- WHAT THE TASK ASKS
Word for word, repeat the entries, minus the pictures.

- DATA FOR THE TASK
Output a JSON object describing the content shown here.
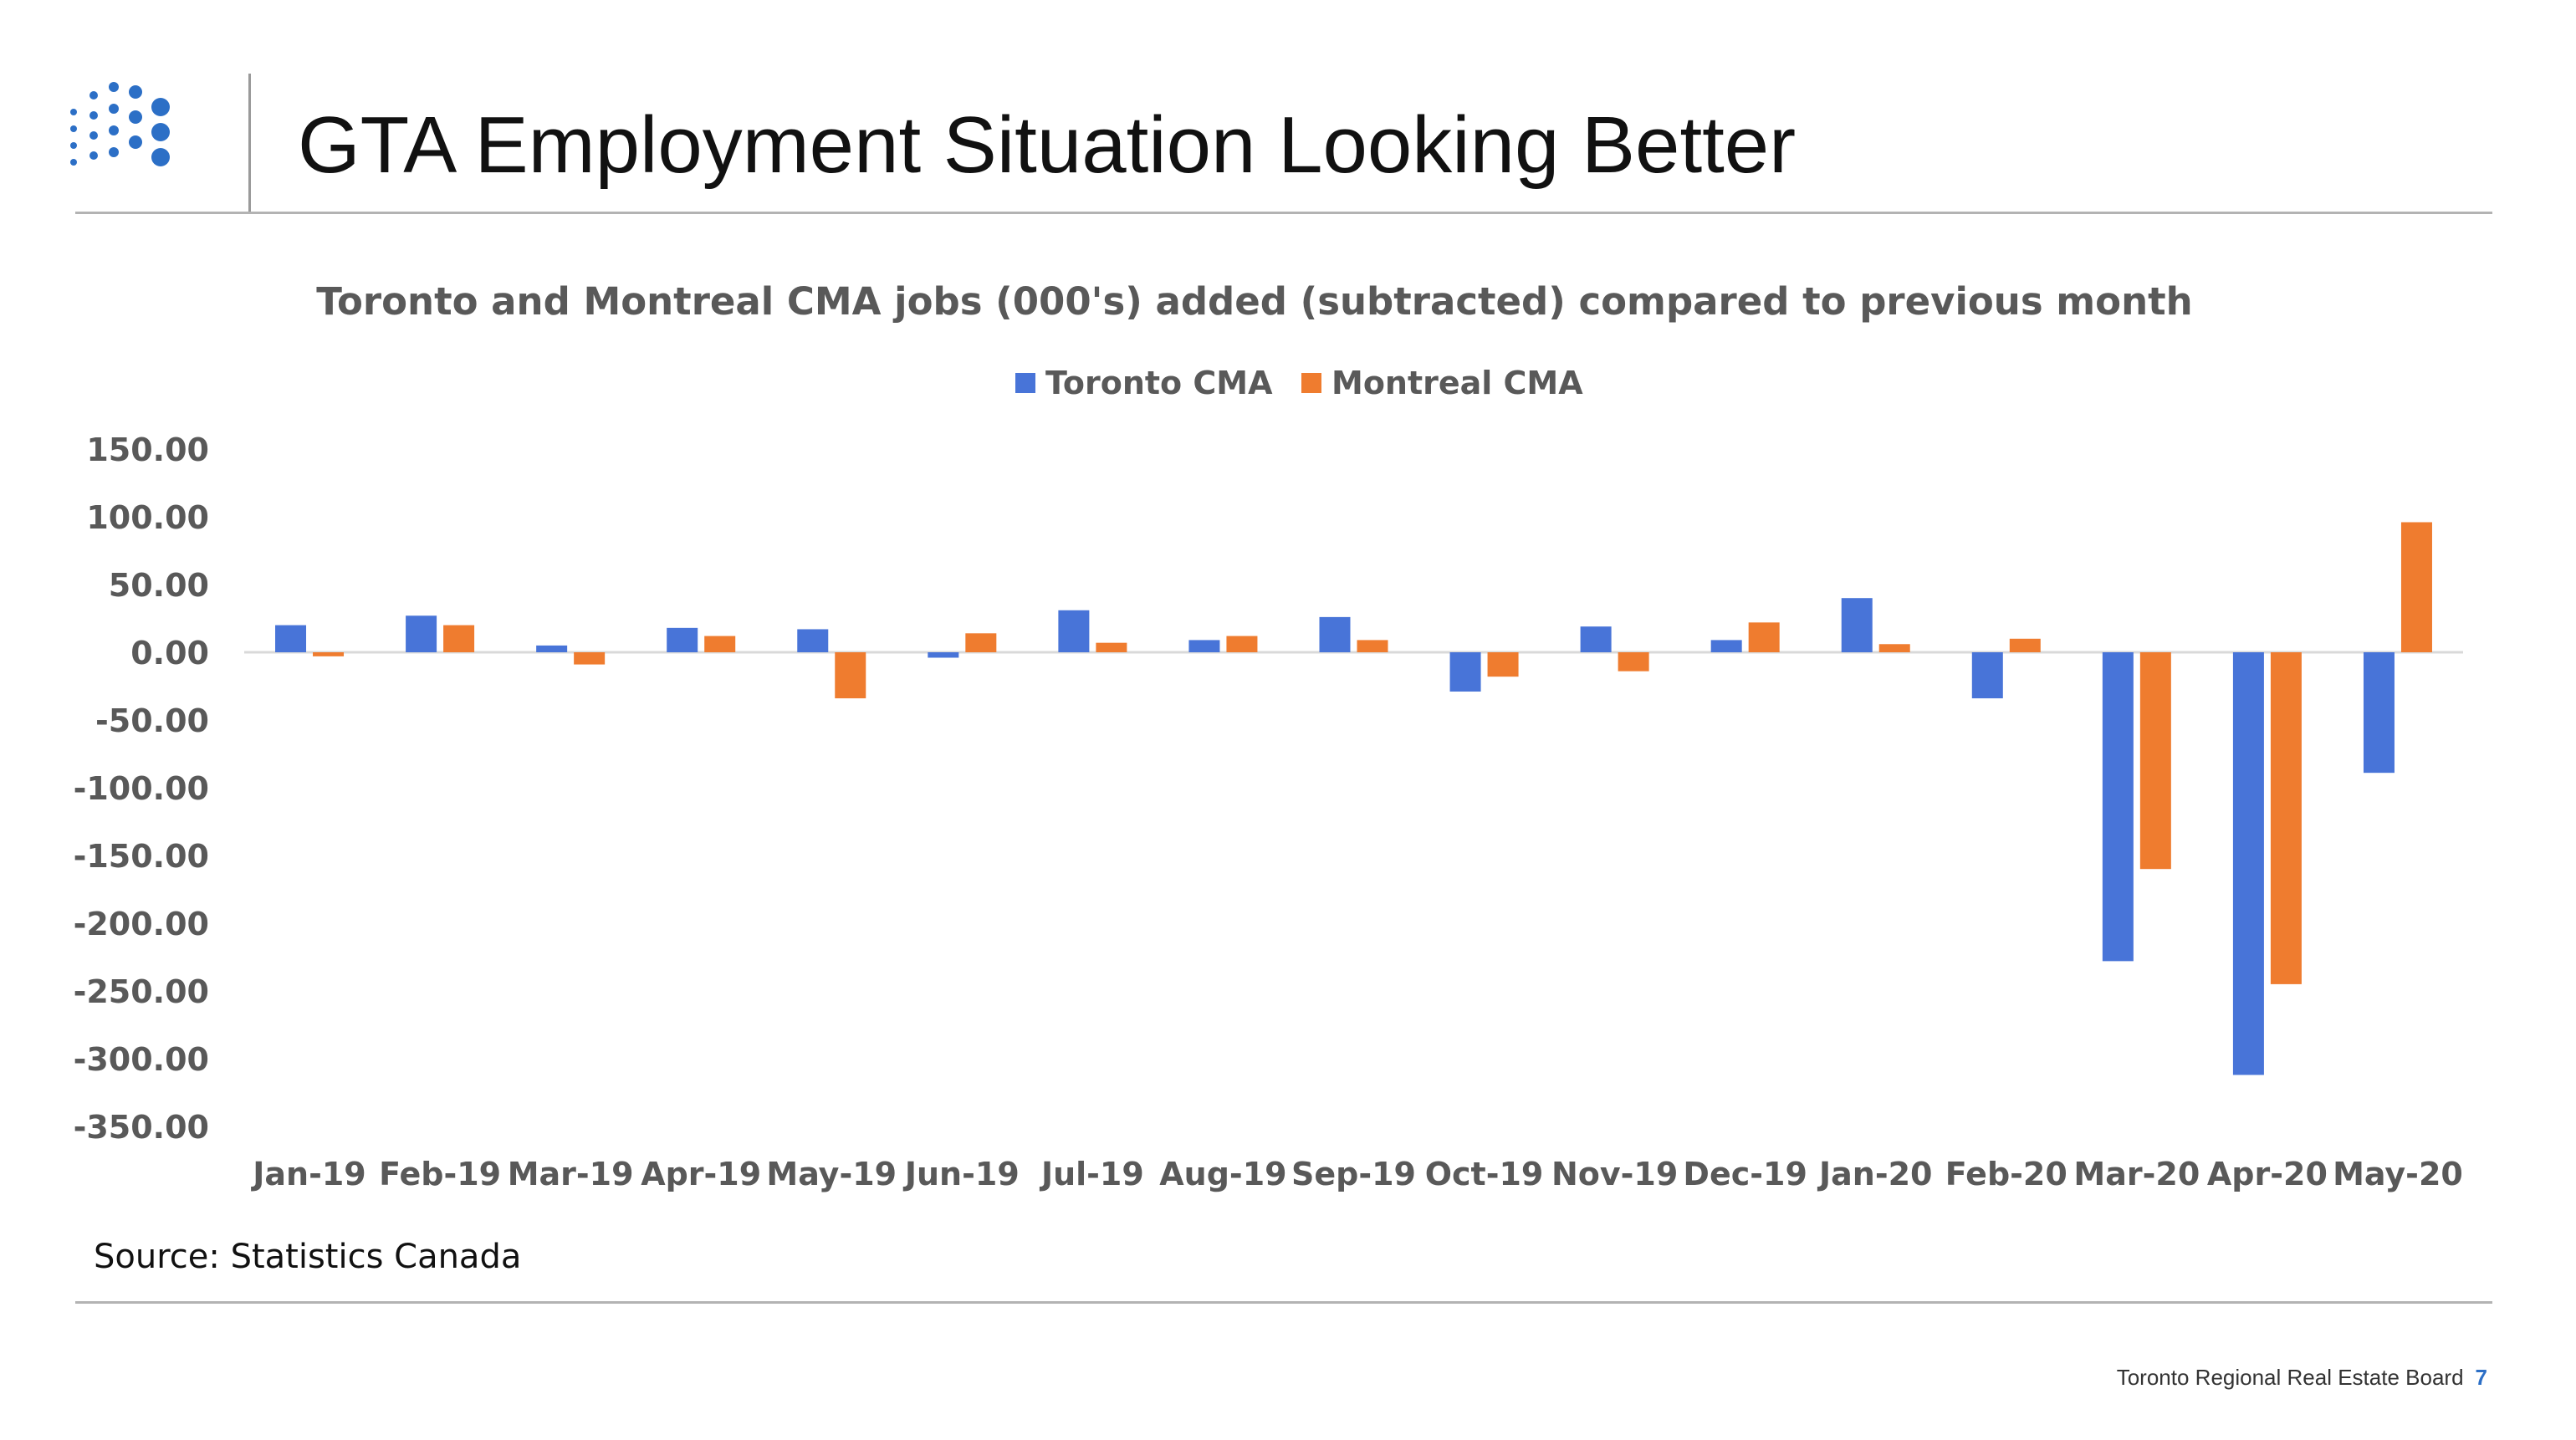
{
  "slide": {
    "title": "GTA Employment Situation Looking Better",
    "source": "Source: Statistics Canada",
    "footer": "Toronto Regional Real Estate Board",
    "page_number": "7",
    "logo_icon": "dot-grid-logo-icon"
  },
  "colors": {
    "toronto": "#4874d8",
    "montreal": "#ef7c2f",
    "axis_text": "#595959",
    "logo": "#2c6fc6"
  },
  "chart_data": {
    "type": "bar",
    "title": "Toronto and Montreal CMA jobs (000's) added (subtracted) compared to previous month",
    "xlabel": "",
    "ylabel": "",
    "ylim": [
      -350,
      150
    ],
    "yticks": [
      "150.00",
      "100.00",
      "50.00",
      "0.00",
      "-50.00",
      "-100.00",
      "-150.00",
      "-200.00",
      "-250.00",
      "-300.00",
      "-350.00"
    ],
    "grid": false,
    "legend_position": "top",
    "categories": [
      "Jan-19",
      "Feb-19",
      "Mar-19",
      "Apr-19",
      "May-19",
      "Jun-19",
      "Jul-19",
      "Aug-19",
      "Sep-19",
      "Oct-19",
      "Nov-19",
      "Dec-19",
      "Jan-20",
      "Feb-20",
      "Mar-20",
      "Apr-20",
      "May-20"
    ],
    "series": [
      {
        "name": "Toronto CMA",
        "values": [
          20,
          27,
          5,
          18,
          17,
          -4,
          31,
          9,
          26,
          -29,
          19,
          9,
          40,
          -34,
          -228,
          -312,
          -89
        ]
      },
      {
        "name": "Montreal CMA",
        "values": [
          -3,
          20,
          -9,
          12,
          -34,
          14,
          7,
          12,
          9,
          -18,
          -14,
          22,
          6,
          10,
          -160,
          -245,
          96
        ]
      }
    ]
  }
}
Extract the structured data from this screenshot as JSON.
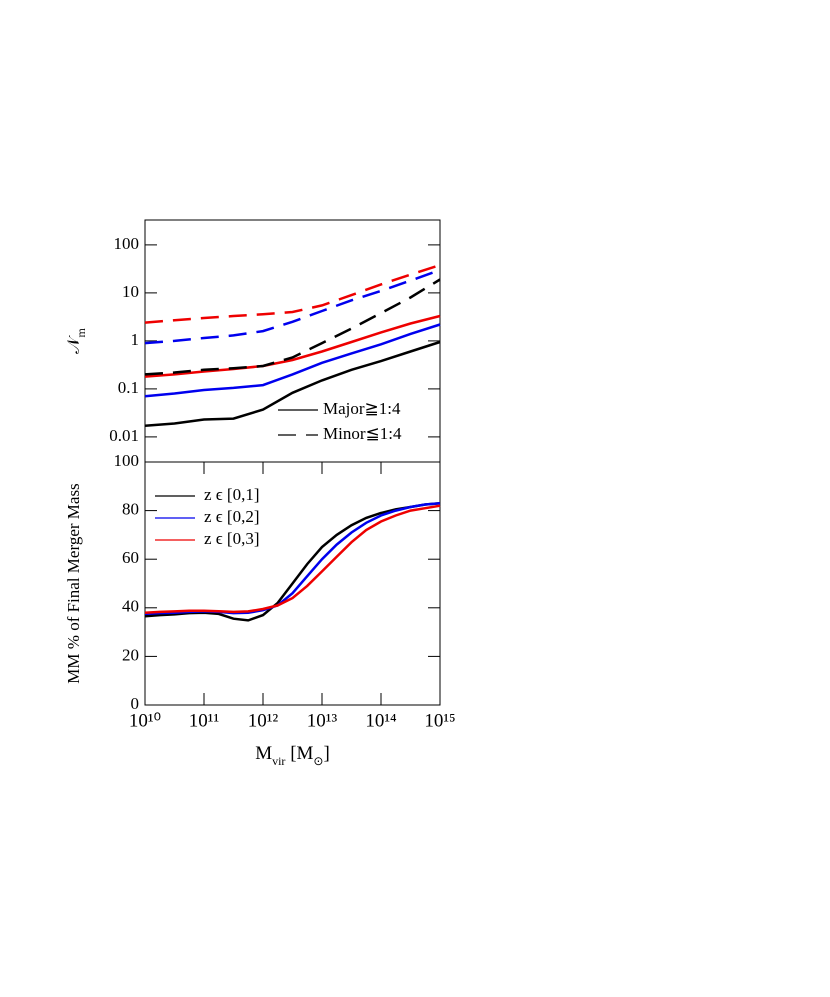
{
  "chart_data": [
    {
      "type": "line",
      "ylabel": [
        "𝒩",
        "m"
      ],
      "ylog": true,
      "xlog": true,
      "xlim": [
        10000000000.0,
        1000000000000000.0
      ],
      "ylim": [
        0.003,
        330
      ],
      "yticks": [
        100,
        10,
        1,
        0.1,
        0.01
      ],
      "x": [
        10000000000.0,
        31620000000.0,
        100000000000.0,
        316200000000.0,
        1000000000000.0,
        3162000000000.0,
        10000000000000.0,
        31620000000000.0,
        100000000000000.0,
        316200000000000.0,
        1000000000000000.0
      ],
      "legend": [
        {
          "name": "Major≧1:4",
          "dash": false
        },
        {
          "name": "Minor≦1:4",
          "dash": true
        }
      ],
      "series": [
        {
          "color": "#000000",
          "dash": false,
          "values": [
            0.017,
            0.019,
            0.023,
            0.024,
            0.037,
            0.083,
            0.15,
            0.25,
            0.38,
            0.6,
            0.95
          ]
        },
        {
          "color": "#0000ee",
          "dash": false,
          "values": [
            0.07,
            0.08,
            0.095,
            0.105,
            0.12,
            0.2,
            0.35,
            0.55,
            0.85,
            1.4,
            2.2
          ]
        },
        {
          "color": "#ee0000",
          "dash": false,
          "values": [
            0.18,
            0.2,
            0.23,
            0.26,
            0.3,
            0.4,
            0.6,
            0.95,
            1.5,
            2.3,
            3.3
          ]
        },
        {
          "color": "#000000",
          "dash": true,
          "values": [
            0.2,
            0.22,
            0.25,
            0.27,
            0.3,
            0.45,
            0.9,
            1.8,
            3.8,
            8,
            19
          ]
        },
        {
          "color": "#0000ee",
          "dash": true,
          "values": [
            0.9,
            1.0,
            1.15,
            1.3,
            1.6,
            2.5,
            4.2,
            7,
            11,
            18,
            30
          ]
        },
        {
          "color": "#ee0000",
          "dash": true,
          "values": [
            2.4,
            2.7,
            3.0,
            3.3,
            3.6,
            4.0,
            5.5,
            9,
            15,
            24,
            38
          ]
        }
      ]
    },
    {
      "type": "line",
      "ylabel": [
        "MM % of Final Merger Mass"
      ],
      "xlabel": [
        "M",
        "vir",
        " [M",
        "⊙",
        "]"
      ],
      "xlog": true,
      "xlim": [
        10000000000.0,
        1000000000000000.0
      ],
      "ylim": [
        0,
        100
      ],
      "yticks": [
        0,
        20,
        40,
        60,
        80,
        100
      ],
      "xticks": [
        {
          "value": 10000000000.0,
          "label": "10¹⁰"
        },
        {
          "value": 100000000000.0,
          "label": "10¹¹"
        },
        {
          "value": 1000000000000.0,
          "label": "10¹²"
        },
        {
          "value": 10000000000000.0,
          "label": "10¹³"
        },
        {
          "value": 100000000000000.0,
          "label": "10¹⁴"
        },
        {
          "value": 1000000000000000.0,
          "label": "10¹⁵"
        }
      ],
      "x": [
        10000000000.0,
        17780000000.0,
        31620000000.0,
        56230000000.0,
        100000000000.0,
        177800000000.0,
        316200000000.0,
        562300000000.0,
        1000000000000.0,
        1778000000000.0,
        3162000000000.0,
        5623000000000.0,
        10000000000000.0,
        17780000000000.0,
        31620000000000.0,
        56230000000000.0,
        100000000000000.0,
        177800000000000.0,
        316200000000000.0,
        562300000000000.0,
        1000000000000000.0
      ],
      "series": [
        {
          "name": "z ϵ [0,1]",
          "color": "#000000",
          "values": [
            36.5,
            37,
            37.3,
            37.8,
            38,
            37.5,
            35.5,
            34.8,
            37,
            42,
            50,
            58,
            65,
            70,
            74,
            77,
            79,
            80.5,
            81.5,
            82.5,
            83
          ]
        },
        {
          "name": "z ϵ [0,2]",
          "color": "#0000ee",
          "values": [
            37.5,
            37.8,
            38,
            38.3,
            38.5,
            38.3,
            37.8,
            38,
            39,
            41,
            46,
            53,
            60,
            66,
            71,
            75,
            78,
            80,
            81.5,
            82.5,
            83
          ]
        },
        {
          "name": "z ϵ [0,3]",
          "color": "#ee0000",
          "values": [
            38,
            38.3,
            38.5,
            38.8,
            38.8,
            38.6,
            38.3,
            38.5,
            39.5,
            41,
            44,
            49,
            55,
            61,
            67,
            72,
            75.5,
            78,
            80,
            81,
            82
          ]
        }
      ]
    }
  ]
}
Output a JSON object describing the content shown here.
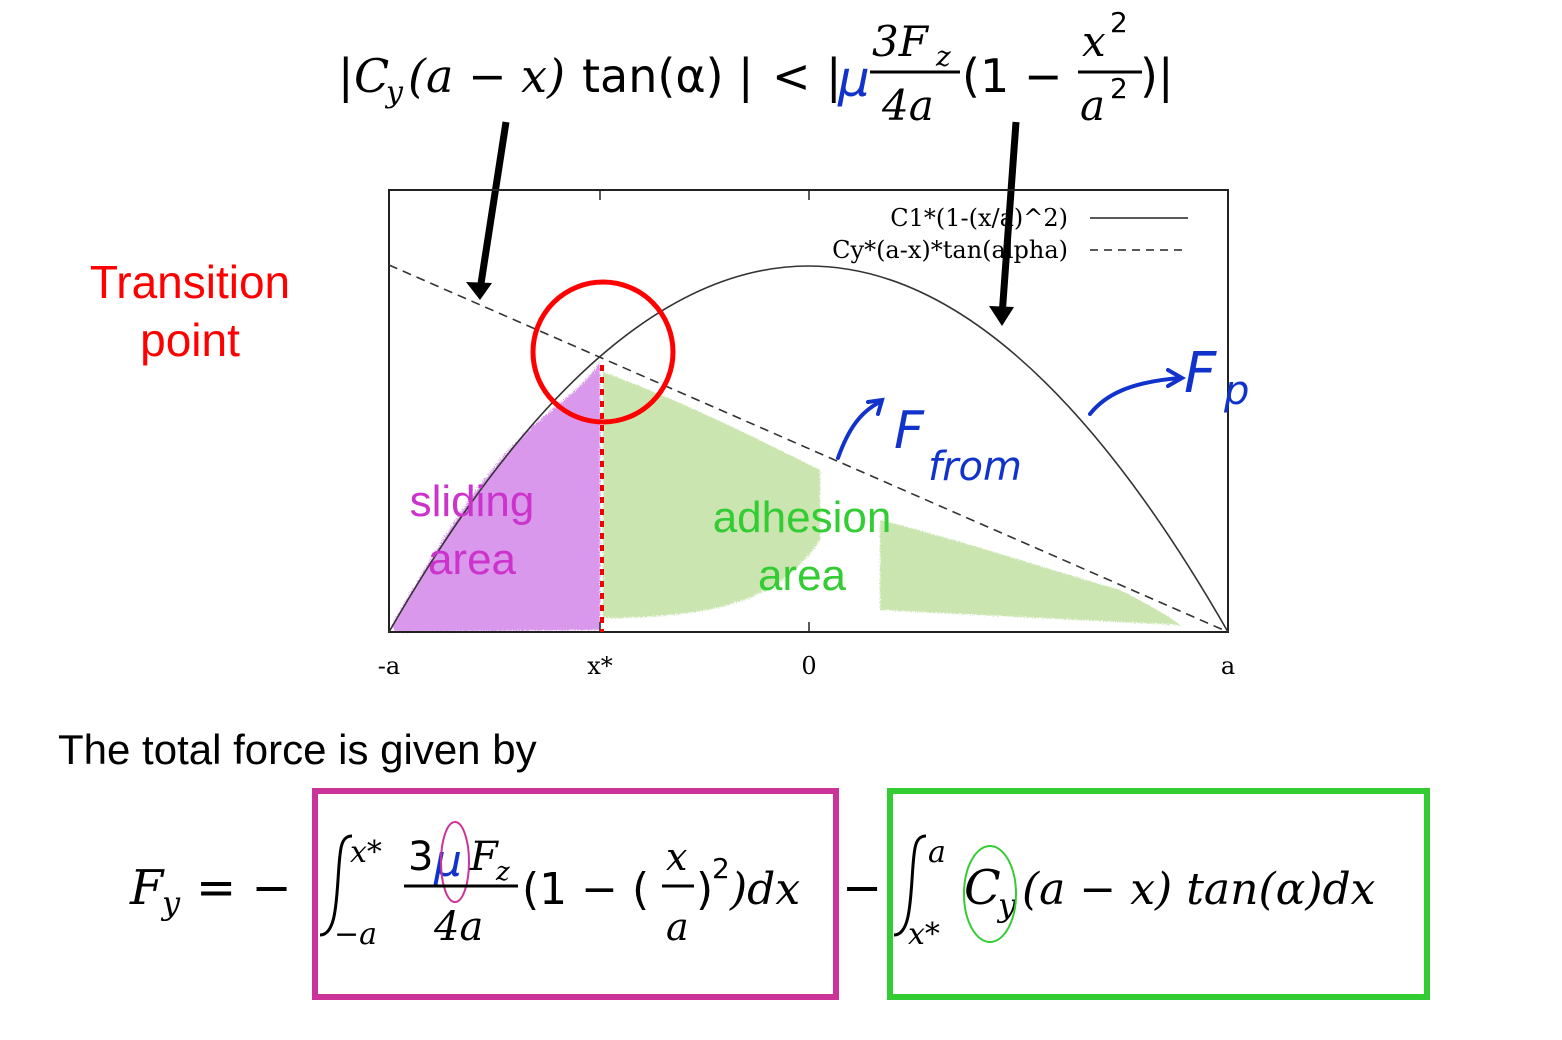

- REPLY TO THE EXERCISE
Output a JSON object describing the content shown here.
{
  "slide": {
    "title": "GTA Employment Situation Looking Better",
    "source": "Source: Statistics Canada",
    "footer": "Toronto Regional Real Estate Board",
    "page_number": "7",
    "logo_icon": "dot-grid-logo-icon"
  },
  "colors": {
    "toronto": "#4874d8",
    "montreal": "#ef7c2f",
    "axis_text": "#595959",
    "logo": "#2c6fc6"
  },
  "chart_data": {
    "type": "bar",
    "title": "Toronto and Montreal CMA jobs (000's) added (subtracted) compared to previous month",
    "xlabel": "",
    "ylabel": "",
    "ylim": [
      -350,
      150
    ],
    "yticks": [
      "150.00",
      "100.00",
      "50.00",
      "0.00",
      "-50.00",
      "-100.00",
      "-150.00",
      "-200.00",
      "-250.00",
      "-300.00",
      "-350.00"
    ],
    "grid": false,
    "legend_position": "top",
    "categories": [
      "Jan-19",
      "Feb-19",
      "Mar-19",
      "Apr-19",
      "May-19",
      "Jun-19",
      "Jul-19",
      "Aug-19",
      "Sep-19",
      "Oct-19",
      "Nov-19",
      "Dec-19",
      "Jan-20",
      "Feb-20",
      "Mar-20",
      "Apr-20",
      "May-20"
    ],
    "series": [
      {
        "name": "Toronto CMA",
        "values": [
          20,
          27,
          5,
          18,
          17,
          -4,
          31,
          9,
          26,
          -29,
          19,
          9,
          40,
          -34,
          -228,
          -312,
          -89
        ]
      },
      {
        "name": "Montreal CMA",
        "values": [
          -3,
          20,
          -9,
          12,
          -34,
          14,
          7,
          12,
          9,
          -18,
          -14,
          22,
          6,
          10,
          -160,
          -245,
          96
        ]
      }
    ]
  }
}
Extract the structured data from this screenshot as JSON.
{
  "chart_data": [
    {
      "type": "line",
      "ylabel": [
        "𝒩",
        "m"
      ],
      "ylog": true,
      "xlog": true,
      "xlim": [
        10000000000.0,
        1000000000000000.0
      ],
      "ylim": [
        0.003,
        330
      ],
      "yticks": [
        100,
        10,
        1,
        0.1,
        0.01
      ],
      "x": [
        10000000000.0,
        31620000000.0,
        100000000000.0,
        316200000000.0,
        1000000000000.0,
        3162000000000.0,
        10000000000000.0,
        31620000000000.0,
        100000000000000.0,
        316200000000000.0,
        1000000000000000.0
      ],
      "legend": [
        {
          "name": "Major≧1:4",
          "dash": false
        },
        {
          "name": "Minor≦1:4",
          "dash": true
        }
      ],
      "series": [
        {
          "color": "#000000",
          "dash": false,
          "values": [
            0.017,
            0.019,
            0.023,
            0.024,
            0.037,
            0.083,
            0.15,
            0.25,
            0.38,
            0.6,
            0.95
          ]
        },
        {
          "color": "#0000ee",
          "dash": false,
          "values": [
            0.07,
            0.08,
            0.095,
            0.105,
            0.12,
            0.2,
            0.35,
            0.55,
            0.85,
            1.4,
            2.2
          ]
        },
        {
          "color": "#ee0000",
          "dash": false,
          "values": [
            0.18,
            0.2,
            0.23,
            0.26,
            0.3,
            0.4,
            0.6,
            0.95,
            1.5,
            2.3,
            3.3
          ]
        },
        {
          "color": "#000000",
          "dash": true,
          "values": [
            0.2,
            0.22,
            0.25,
            0.27,
            0.3,
            0.45,
            0.9,
            1.8,
            3.8,
            8,
            19
          ]
        },
        {
          "color": "#0000ee",
          "dash": true,
          "values": [
            0.9,
            1.0,
            1.15,
            1.3,
            1.6,
            2.5,
            4.2,
            7,
            11,
            18,
            30
          ]
        },
        {
          "color": "#ee0000",
          "dash": true,
          "values": [
            2.4,
            2.7,
            3.0,
            3.3,
            3.6,
            4.0,
            5.5,
            9,
            15,
            24,
            38
          ]
        }
      ]
    },
    {
      "type": "line",
      "ylabel": [
        "MM % of Final Merger Mass"
      ],
      "xlabel": [
        "M",
        "vir",
        " [M",
        "⊙",
        "]"
      ],
      "xlog": true,
      "xlim": [
        10000000000.0,
        1000000000000000.0
      ],
      "ylim": [
        0,
        100
      ],
      "yticks": [
        0,
        20,
        40,
        60,
        80,
        100
      ],
      "xticks": [
        {
          "value": 10000000000.0,
          "label": "10¹⁰"
        },
        {
          "value": 100000000000.0,
          "label": "10¹¹"
        },
        {
          "value": 1000000000000.0,
          "label": "10¹²"
        },
        {
          "value": 10000000000000.0,
          "label": "10¹³"
        },
        {
          "value": 100000000000000.0,
          "label": "10¹⁴"
        },
        {
          "value": 1000000000000000.0,
          "label": "10¹⁵"
        }
      ],
      "x": [
        10000000000.0,
        17780000000.0,
        31620000000.0,
        56230000000.0,
        100000000000.0,
        177800000000.0,
        316200000000.0,
        562300000000.0,
        1000000000000.0,
        1778000000000.0,
        3162000000000.0,
        5623000000000.0,
        10000000000000.0,
        17780000000000.0,
        31620000000000.0,
        56230000000000.0,
        100000000000000.0,
        177800000000000.0,
        316200000000000.0,
        562300000000000.0,
        1000000000000000.0
      ],
      "series": [
        {
          "name": "z ϵ [0,1]",
          "color": "#000000",
          "values": [
            36.5,
            37,
            37.3,
            37.8,
            38,
            37.5,
            35.5,
            34.8,
            37,
            42,
            50,
            58,
            65,
            70,
            74,
            77,
            79,
            80.5,
            81.5,
            82.5,
            83
          ]
        },
        {
          "name": "z ϵ [0,2]",
          "color": "#0000ee",
          "values": [
            37.5,
            37.8,
            38,
            38.3,
            38.5,
            38.3,
            37.8,
            38,
            39,
            41,
            46,
            53,
            60,
            66,
            71,
            75,
            78,
            80,
            81.5,
            82.5,
            83
          ]
        },
        {
          "name": "z ϵ [0,3]",
          "color": "#ee0000",
          "values": [
            38,
            38.3,
            38.5,
            38.8,
            38.8,
            38.6,
            38.3,
            38.5,
            39.5,
            41,
            44,
            49,
            55,
            61,
            67,
            72,
            75.5,
            78,
            80,
            81,
            82
          ]
        }
      ]
    }
  ]
}
Output a JSON object describing the content shown here.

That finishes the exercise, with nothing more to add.